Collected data
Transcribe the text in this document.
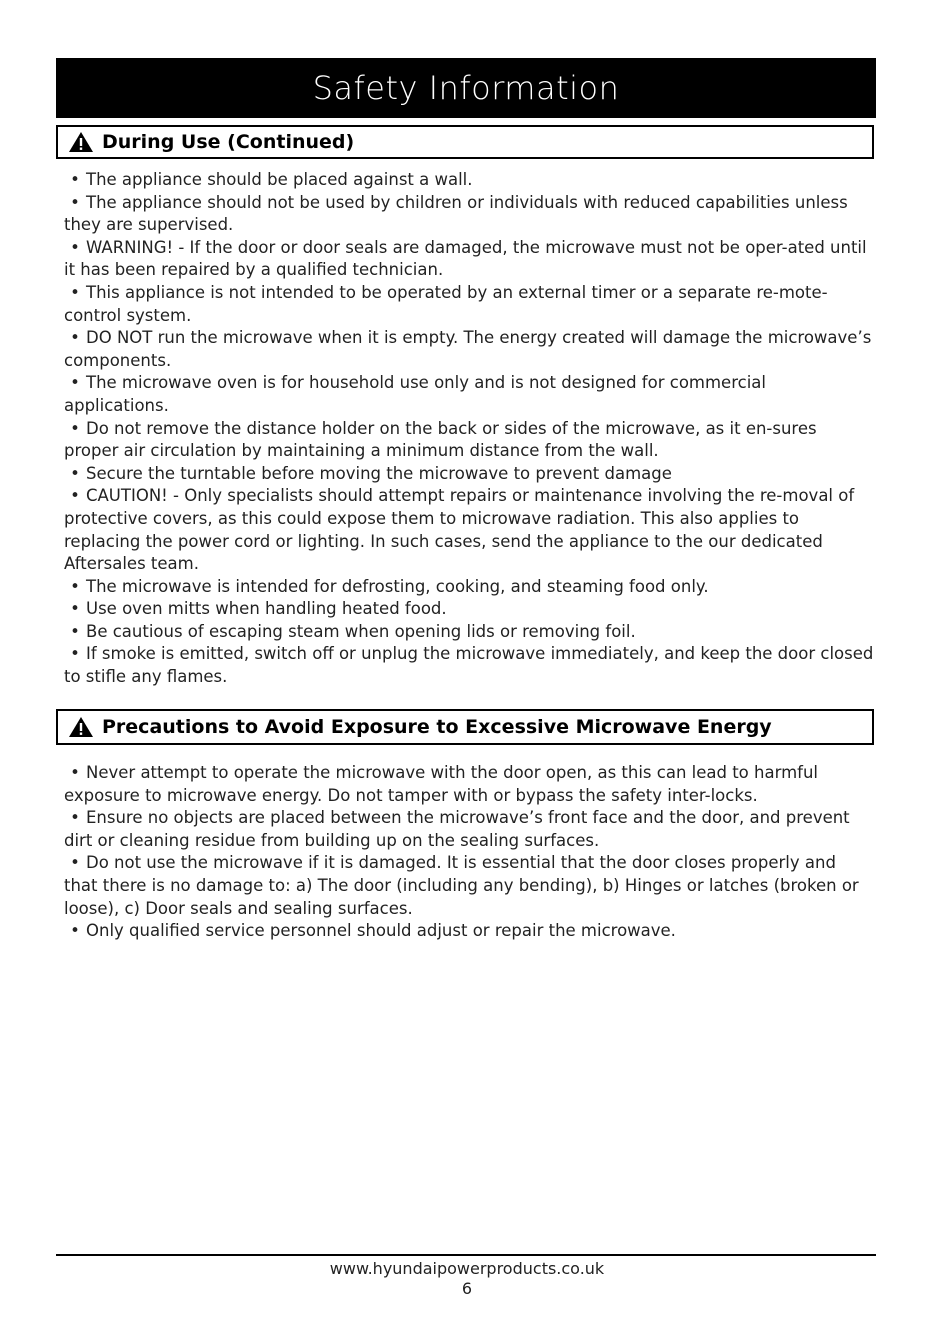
Safety Information
During Use (Continued)

• The appliance should be placed against a wall.

• The appliance should not be used by children or individuals with reduced capabilities unless they are supervised.

• WARNING! - If the door or door seals are damaged, the microwave must not be oper-ated until it has been repaired by a qualified technician.

• This appliance is not intended to be operated by an external timer or a separate re-mote-control system.

• DO NOT run the microwave when it is empty. The energy created will damage the microwave’s components.

• The microwave oven is for household use only and is not designed for commercial applications.

• Do not remove the distance holder on the back or sides of the microwave, as it en-sures proper air circulation by maintaining a minimum distance from the wall.

• Secure the turntable before moving the microwave to prevent damage

• CAUTION! - Only specialists should attempt repairs or maintenance involving the re-moval of protective covers, as this could expose them to microwave radiation. This also applies to replacing the power cord or lighting. In such cases, send the appliance to the our dedicated Aftersales team.

• The microwave is intended for defrosting, cooking, and steaming food only.

• Use oven mitts when handling heated food.

• Be cautious of escaping steam when opening lids or removing foil.

• If smoke is emitted, switch off or unplug the microwave immediately, and keep the door closed to stifle any flames.

Precautions to Avoid Exposure to Excessive Microwave Energy

• Never attempt to operate the microwave with the door open, as this can lead to harmful exposure to microwave energy. Do not tamper with or bypass the safety inter-locks.

• Ensure no objects are placed between the microwave’s front face and the door, and prevent dirt or cleaning residue from building up on the sealing surfaces.

• Do not use the microwave if it is damaged. It is essential that the door closes properly and that there is no damage to: a) The door (including any bending), b) Hinges or latches (broken or loose), c) Door seals and sealing surfaces.

• Only qualified service personnel should adjust or repair the microwave.

www.hyundaipowerproducts.co.uk
6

◆ REQUIRED TASK:
Your answer should be one number: how many lines of the listing include the word "prevent".

◆ FULL OUTPUT:
2